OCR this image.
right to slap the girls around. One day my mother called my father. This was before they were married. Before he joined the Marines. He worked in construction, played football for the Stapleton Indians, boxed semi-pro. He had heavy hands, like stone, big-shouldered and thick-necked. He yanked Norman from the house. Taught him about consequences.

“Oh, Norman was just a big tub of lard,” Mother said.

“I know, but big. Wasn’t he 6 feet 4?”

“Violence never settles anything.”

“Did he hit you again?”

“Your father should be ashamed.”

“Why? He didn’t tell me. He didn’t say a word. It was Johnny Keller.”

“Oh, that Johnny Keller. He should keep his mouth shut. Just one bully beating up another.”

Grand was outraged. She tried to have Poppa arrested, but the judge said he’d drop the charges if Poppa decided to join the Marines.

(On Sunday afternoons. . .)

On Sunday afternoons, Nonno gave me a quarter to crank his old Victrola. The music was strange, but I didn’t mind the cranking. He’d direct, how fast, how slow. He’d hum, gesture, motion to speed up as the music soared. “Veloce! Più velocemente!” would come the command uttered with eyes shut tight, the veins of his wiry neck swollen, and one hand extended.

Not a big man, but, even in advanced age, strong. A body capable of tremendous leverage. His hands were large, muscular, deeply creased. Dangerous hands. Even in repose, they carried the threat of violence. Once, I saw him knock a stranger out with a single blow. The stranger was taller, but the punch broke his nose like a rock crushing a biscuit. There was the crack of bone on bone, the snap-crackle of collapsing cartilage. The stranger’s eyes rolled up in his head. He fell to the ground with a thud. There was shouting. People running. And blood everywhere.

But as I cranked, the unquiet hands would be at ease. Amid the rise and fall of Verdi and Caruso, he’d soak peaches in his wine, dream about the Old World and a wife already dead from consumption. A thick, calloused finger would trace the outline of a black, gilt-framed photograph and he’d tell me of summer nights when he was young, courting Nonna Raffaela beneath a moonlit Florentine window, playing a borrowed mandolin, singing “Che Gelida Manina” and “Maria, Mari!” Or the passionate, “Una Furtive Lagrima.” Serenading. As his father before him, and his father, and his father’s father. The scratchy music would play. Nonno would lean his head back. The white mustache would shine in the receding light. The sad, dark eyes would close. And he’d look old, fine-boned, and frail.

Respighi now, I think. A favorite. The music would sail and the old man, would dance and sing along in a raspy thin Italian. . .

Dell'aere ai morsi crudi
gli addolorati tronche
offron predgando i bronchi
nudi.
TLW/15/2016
- - - - -
→ Stated task: List the lines of the entries that include "were".

→ Expected output:
right to slap the girls around. One day my mother called my father. This was before they were married. Before he joined the Marines. He worked in construction, played football for the Stapleton Indians, boxed semi-pro. He had heavy hands, like stone, big-shouldered and thick-necked. He yanked Norman from the house. Taught him about consequences.
Not a big man, but, even in advanced age, strong. A body capable of tremendous leverage. His hands were large, muscular, deeply creased. Dangerous hands. Even in repose, they carried the threat of violence. Once, I saw him knock a stranger out with a single blow. The stranger was taller, but the punch broke his nose like a rock crushing a biscuit. There was the crack of bone on bone, the snap-crackle of collapsing cartilage. The stranger’s eyes rolled up in his head. He fell to the ground with a thud. There was shouting. People running. And blood everywhere.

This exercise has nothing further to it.